▶ WORK TO COMPLETE: Give all the lines below again, exactly, with no pictures.

Collected data entries:
_____

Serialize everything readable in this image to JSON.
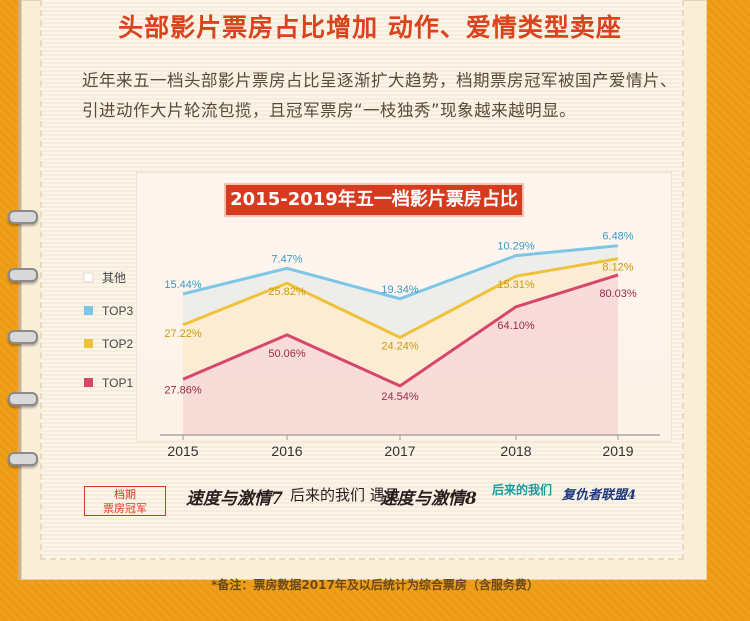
{
  "headline": "头部影片票房占比增加 动作、爱情类型卖座",
  "body_text": "近年来五一档头部影片票房占比呈逐渐扩大趋势，档期票房冠军被国产爱情片、引进动作大片轮流包揽，且冠军票房“一枝独秀”现象越来越明显。",
  "chart_title": "2015-2019年五一档影片票房占比",
  "bottom": {
    "label_line1": "档期",
    "label_line2": "票房冠军",
    "films": [
      "速度与激情7",
      "后来的我们 遇见",
      "速度与激情8",
      "后来的我们",
      "复仇者联盟4"
    ]
  },
  "footnote": "*备注：票房数据2017年及以后统计为综合票房（含服务费）",
  "colors": {
    "top1": "#d7476b",
    "top2": "#f0c23a",
    "top3": "#7cc6e6",
    "other": "#ffffff",
    "accent": "#d63a1f"
  },
  "chart_data": {
    "type": "line",
    "title": "2015-2019年五一档影片票房占比",
    "x": [
      "2015",
      "2016",
      "2017",
      "2018",
      "2019"
    ],
    "series": [
      {
        "name": "TOP1",
        "values": [
          27.86,
          50.06,
          24.54,
          64.1,
          80.03
        ],
        "labels": [
          "27.86%",
          "50.06%",
          "24.54%",
          "64.10%",
          "80.03%"
        ]
      },
      {
        "name": "TOP2",
        "values": [
          27.22,
          25.82,
          24.24,
          15.31,
          8.12
        ],
        "labels": [
          "27.22%",
          "25.82%",
          "24.24%",
          "15.31%",
          "8.12%"
        ]
      },
      {
        "name": "TOP3",
        "values": [
          15.44,
          7.47,
          19.34,
          10.29,
          6.48
        ],
        "labels": [
          "15.44%",
          "7.47%",
          "19.34%",
          "10.29%",
          "6.48%"
        ]
      },
      {
        "name": "其他",
        "values": [
          29.48,
          16.65,
          31.88,
          10.3,
          5.37
        ]
      }
    ],
    "stacked": true,
    "legend": [
      "其他",
      "TOP3",
      "TOP2",
      "TOP1"
    ],
    "legend_position": "left",
    "grid": false
  }
}
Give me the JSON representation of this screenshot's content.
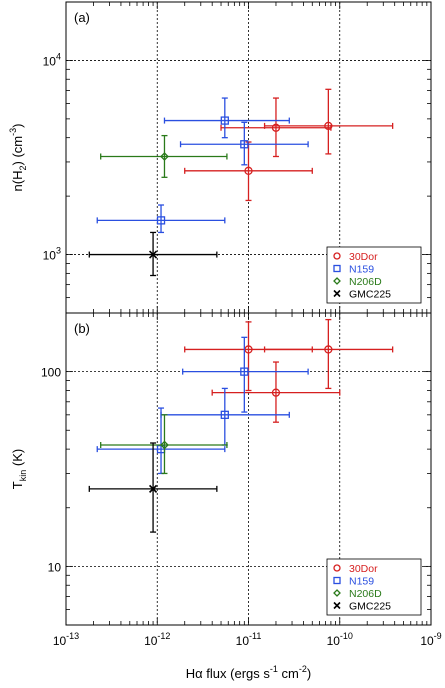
{
  "chart_data": [
    {
      "type": "scatter",
      "panel_label": "(a)",
      "ylabel": "n(H₂) (cm⁻³)",
      "ylabel_main": "n(H",
      "ylabel_sub": "2",
      "ylabel_tail": ") (cm",
      "ylabel_sup": "-3",
      "ylabel_end": ")",
      "xscale": "log",
      "yscale": "log",
      "xlim": [
        1e-13,
        1e-09
      ],
      "ylim": [
        500,
        20000
      ],
      "yticks": [
        {
          "v": 1000,
          "base": "10",
          "exp": "3"
        },
        {
          "v": 10000,
          "base": "10",
          "exp": "4"
        }
      ],
      "grid": true,
      "legend_position": "bottom-right",
      "series": [
        {
          "name": "30Dor",
          "color": "#d62020",
          "marker": "circle",
          "points": [
            {
              "x": 1e-11,
              "y": 2700,
              "xerr": [
                2e-12,
                5e-11
              ],
              "yerr": [
                1900,
                3800
              ]
            },
            {
              "x": 2e-11,
              "y": 4500,
              "xerr": [
                5e-12,
                8e-11
              ],
              "yerr": [
                3200,
                6400
              ]
            },
            {
              "x": 7.5e-11,
              "y": 4600,
              "xerr": [
                1.5e-11,
                3.8e-10
              ],
              "yerr": [
                3300,
                7100
              ]
            }
          ]
        },
        {
          "name": "N159",
          "color": "#2a4fe0",
          "marker": "square",
          "points": [
            {
              "x": 1.1e-12,
              "y": 1500,
              "xerr": [
                2.2e-13,
                5.5e-12
              ],
              "yerr": [
                1300,
                1800
              ]
            },
            {
              "x": 5.5e-12,
              "y": 4900,
              "xerr": [
                1.2e-12,
                2.8e-11
              ],
              "yerr": [
                4000,
                6400
              ]
            },
            {
              "x": 9e-12,
              "y": 3700,
              "xerr": [
                1.8e-12,
                4.5e-11
              ],
              "yerr": [
                2900,
                4800
              ]
            }
          ]
        },
        {
          "name": "N206D",
          "color": "#2a7a1a",
          "marker": "diamond",
          "points": [
            {
              "x": 1.2e-12,
              "y": 3200,
              "xerr": [
                2.4e-13,
                5.8e-12
              ],
              "yerr": [
                2500,
                4100
              ]
            }
          ]
        },
        {
          "name": "GMC225",
          "color": "#000000",
          "marker": "x",
          "points": [
            {
              "x": 9e-13,
              "y": 1000,
              "xerr": [
                1.8e-13,
                4.5e-12
              ],
              "yerr": [
                780,
                1300
              ]
            }
          ]
        }
      ]
    },
    {
      "type": "scatter",
      "panel_label": "(b)",
      "ylabel": "Tkin (K)",
      "ylabel_main": "T",
      "ylabel_sub": "kin",
      "ylabel_tail": " (K)",
      "xlabel": "Hα flux (ergs s⁻¹ cm⁻²)",
      "xlabel_a": "Hα flux (ergs s",
      "xlabel_sup1": "-1",
      "xlabel_b": " cm",
      "xlabel_sup2": "-2",
      "xlabel_c": ")",
      "xscale": "log",
      "yscale": "log",
      "xlim": [
        1e-13,
        1e-09
      ],
      "ylim": [
        5,
        200
      ],
      "yticks": [
        {
          "v": 10,
          "label": "10"
        },
        {
          "v": 100,
          "label": "100"
        }
      ],
      "xticks": [
        {
          "v": 1e-13,
          "base": "10",
          "exp": "-13"
        },
        {
          "v": 1e-12,
          "base": "10",
          "exp": "-12"
        },
        {
          "v": 1e-11,
          "base": "10",
          "exp": "-11"
        },
        {
          "v": 1e-10,
          "base": "10",
          "exp": "-10"
        },
        {
          "v": 1e-09,
          "base": "10",
          "exp": "-9"
        }
      ],
      "grid": true,
      "legend_position": "bottom-right",
      "series": [
        {
          "name": "30Dor",
          "color": "#d62020",
          "marker": "circle",
          "points": [
            {
              "x": 1e-11,
              "y": 130,
              "xerr": [
                2e-12,
                5e-11
              ],
              "yerr": [
                80,
                180
              ]
            },
            {
              "x": 2e-11,
              "y": 78,
              "xerr": [
                4e-12,
                1e-10
              ],
              "yerr": [
                55,
                112
              ]
            },
            {
              "x": 7.5e-11,
              "y": 130,
              "xerr": [
                1.5e-11,
                3.8e-10
              ],
              "yerr": [
                82,
                185
              ]
            }
          ]
        },
        {
          "name": "N159",
          "color": "#2a4fe0",
          "marker": "square",
          "points": [
            {
              "x": 1.1e-12,
              "y": 40,
              "xerr": [
                2.2e-13,
                5.5e-12
              ],
              "yerr": [
                30,
                65
              ]
            },
            {
              "x": 5.5e-12,
              "y": 60,
              "xerr": [
                1.1e-12,
                2.8e-11
              ],
              "yerr": [
                42,
                82
              ]
            },
            {
              "x": 9e-12,
              "y": 100,
              "xerr": [
                1.9e-12,
                4.5e-11
              ],
              "yerr": [
                62,
                150
              ]
            }
          ]
        },
        {
          "name": "N206D",
          "color": "#2a7a1a",
          "marker": "diamond",
          "points": [
            {
              "x": 1.2e-12,
              "y": 42,
              "xerr": [
                2.4e-13,
                5.8e-12
              ],
              "yerr": [
                30,
                60
              ]
            }
          ]
        },
        {
          "name": "GMC225",
          "color": "#000000",
          "marker": "x",
          "points": [
            {
              "x": 9e-13,
              "y": 25,
              "xerr": [
                1.8e-13,
                4.5e-12
              ],
              "yerr": [
                15,
                43
              ]
            }
          ]
        }
      ]
    }
  ]
}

_____

▶ OUTPUT FOR THIS TASK:
Serialize everything readable in this image to JSON.
{
  "headline": "头部影片票房占比增加 动作、爱情类型卖座",
  "body_text": "近年来五一档头部影片票房占比呈逐渐扩大趋势，档期票房冠军被国产爱情片、引进动作大片轮流包揽，且冠军票房“一枝独秀”现象越来越明显。",
  "chart_title": "2015-2019年五一档影片票房占比",
  "bottom": {
    "label_line1": "档期",
    "label_line2": "票房冠军",
    "films": [
      "速度与激情7",
      "后来的我们 遇见",
      "速度与激情8",
      "后来的我们",
      "复仇者联盟4"
    ]
  },
  "footnote": "*备注：票房数据2017年及以后统计为综合票房（含服务费）",
  "colors": {
    "top1": "#d7476b",
    "top2": "#f0c23a",
    "top3": "#7cc6e6",
    "other": "#ffffff",
    "accent": "#d63a1f"
  },
  "chart_data": {
    "type": "line",
    "title": "2015-2019年五一档影片票房占比",
    "x": [
      "2015",
      "2016",
      "2017",
      "2018",
      "2019"
    ],
    "series": [
      {
        "name": "TOP1",
        "values": [
          27.86,
          50.06,
          24.54,
          64.1,
          80.03
        ],
        "labels": [
          "27.86%",
          "50.06%",
          "24.54%",
          "64.10%",
          "80.03%"
        ]
      },
      {
        "name": "TOP2",
        "values": [
          27.22,
          25.82,
          24.24,
          15.31,
          8.12
        ],
        "labels": [
          "27.22%",
          "25.82%",
          "24.24%",
          "15.31%",
          "8.12%"
        ]
      },
      {
        "name": "TOP3",
        "values": [
          15.44,
          7.47,
          19.34,
          10.29,
          6.48
        ],
        "labels": [
          "15.44%",
          "7.47%",
          "19.34%",
          "10.29%",
          "6.48%"
        ]
      },
      {
        "name": "其他",
        "values": [
          29.48,
          16.65,
          31.88,
          10.3,
          5.37
        ]
      }
    ],
    "stacked": true,
    "legend": [
      "其他",
      "TOP3",
      "TOP2",
      "TOP1"
    ],
    "legend_position": "left",
    "grid": false
  }
}
Give me the JSON representation of this screenshot's content.
{
  "chart_data": [
    {
      "type": "scatter",
      "panel_label": "(a)",
      "ylabel": "n(H₂) (cm⁻³)",
      "ylabel_main": "n(H",
      "ylabel_sub": "2",
      "ylabel_tail": ") (cm",
      "ylabel_sup": "-3",
      "ylabel_end": ")",
      "xscale": "log",
      "yscale": "log",
      "xlim": [
        1e-13,
        1e-09
      ],
      "ylim": [
        500,
        20000
      ],
      "yticks": [
        {
          "v": 1000,
          "base": "10",
          "exp": "3"
        },
        {
          "v": 10000,
          "base": "10",
          "exp": "4"
        }
      ],
      "grid": true,
      "legend_position": "bottom-right",
      "series": [
        {
          "name": "30Dor",
          "color": "#d62020",
          "marker": "circle",
          "points": [
            {
              "x": 1e-11,
              "y": 2700,
              "xerr": [
                2e-12,
                5e-11
              ],
              "yerr": [
                1900,
                3800
              ]
            },
            {
              "x": 2e-11,
              "y": 4500,
              "xerr": [
                5e-12,
                8e-11
              ],
              "yerr": [
                3200,
                6400
              ]
            },
            {
              "x": 7.5e-11,
              "y": 4600,
              "xerr": [
                1.5e-11,
                3.8e-10
              ],
              "yerr": [
                3300,
                7100
              ]
            }
          ]
        },
        {
          "name": "N159",
          "color": "#2a4fe0",
          "marker": "square",
          "points": [
            {
              "x": 1.1e-12,
              "y": 1500,
              "xerr": [
                2.2e-13,
                5.5e-12
              ],
              "yerr": [
                1300,
                1800
              ]
            },
            {
              "x": 5.5e-12,
              "y": 4900,
              "xerr": [
                1.2e-12,
                2.8e-11
              ],
              "yerr": [
                4000,
                6400
              ]
            },
            {
              "x": 9e-12,
              "y": 3700,
              "xerr": [
                1.8e-12,
                4.5e-11
              ],
              "yerr": [
                2900,
                4800
              ]
            }
          ]
        },
        {
          "name": "N206D",
          "color": "#2a7a1a",
          "marker": "diamond",
          "points": [
            {
              "x": 1.2e-12,
              "y": 3200,
              "xerr": [
                2.4e-13,
                5.8e-12
              ],
              "yerr": [
                2500,
                4100
              ]
            }
          ]
        },
        {
          "name": "GMC225",
          "color": "#000000",
          "marker": "x",
          "points": [
            {
              "x": 9e-13,
              "y": 1000,
              "xerr": [
                1.8e-13,
                4.5e-12
              ],
              "yerr": [
                780,
                1300
              ]
            }
          ]
        }
      ]
    },
    {
      "type": "scatter",
      "panel_label": "(b)",
      "ylabel": "Tkin (K)",
      "ylabel_main": "T",
      "ylabel_sub": "kin",
      "ylabel_tail": " (K)",
      "xlabel": "Hα flux (ergs s⁻¹ cm⁻²)",
      "xlabel_a": "Hα flux (ergs s",
      "xlabel_sup1": "-1",
      "xlabel_b": " cm",
      "xlabel_sup2": "-2",
      "xlabel_c": ")",
      "xscale": "log",
      "yscale": "log",
      "xlim": [
        1e-13,
        1e-09
      ],
      "ylim": [
        5,
        200
      ],
      "yticks": [
        {
          "v": 10,
          "label": "10"
        },
        {
          "v": 100,
          "label": "100"
        }
      ],
      "xticks": [
        {
          "v": 1e-13,
          "base": "10",
          "exp": "-13"
        },
        {
          "v": 1e-12,
          "base": "10",
          "exp": "-12"
        },
        {
          "v": 1e-11,
          "base": "10",
          "exp": "-11"
        },
        {
          "v": 1e-10,
          "base": "10",
          "exp": "-10"
        },
        {
          "v": 1e-09,
          "base": "10",
          "exp": "-9"
        }
      ],
      "grid": true,
      "legend_position": "bottom-right",
      "series": [
        {
          "name": "30Dor",
          "color": "#d62020",
          "marker": "circle",
          "points": [
            {
              "x": 1e-11,
              "y": 130,
              "xerr": [
                2e-12,
                5e-11
              ],
              "yerr": [
                80,
                180
              ]
            },
            {
              "x": 2e-11,
              "y": 78,
              "xerr": [
                4e-12,
                1e-10
              ],
              "yerr": [
                55,
                112
              ]
            },
            {
              "x": 7.5e-11,
              "y": 130,
              "xerr": [
                1.5e-11,
                3.8e-10
              ],
              "yerr": [
                82,
                185
              ]
            }
          ]
        },
        {
          "name": "N159",
          "color": "#2a4fe0",
          "marker": "square",
          "points": [
            {
              "x": 1.1e-12,
              "y": 40,
              "xerr": [
                2.2e-13,
                5.5e-12
              ],
              "yerr": [
                30,
                65
              ]
            },
            {
              "x": 5.5e-12,
              "y": 60,
              "xerr": [
                1.1e-12,
                2.8e-11
              ],
              "yerr": [
                42,
                82
              ]
            },
            {
              "x": 9e-12,
              "y": 100,
              "xerr": [
                1.9e-12,
                4.5e-11
              ],
              "yerr": [
                62,
                150
              ]
            }
          ]
        },
        {
          "name": "N206D",
          "color": "#2a7a1a",
          "marker": "diamond",
          "points": [
            {
              "x": 1.2e-12,
              "y": 42,
              "xerr": [
                2.4e-13,
                5.8e-12
              ],
              "yerr": [
                30,
                60
              ]
            }
          ]
        },
        {
          "name": "GMC225",
          "color": "#000000",
          "marker": "x",
          "points": [
            {
              "x": 9e-13,
              "y": 25,
              "xerr": [
                1.8e-13,
                4.5e-12
              ],
              "yerr": [
                15,
                43
              ]
            }
          ]
        }
      ]
    }
  ]
}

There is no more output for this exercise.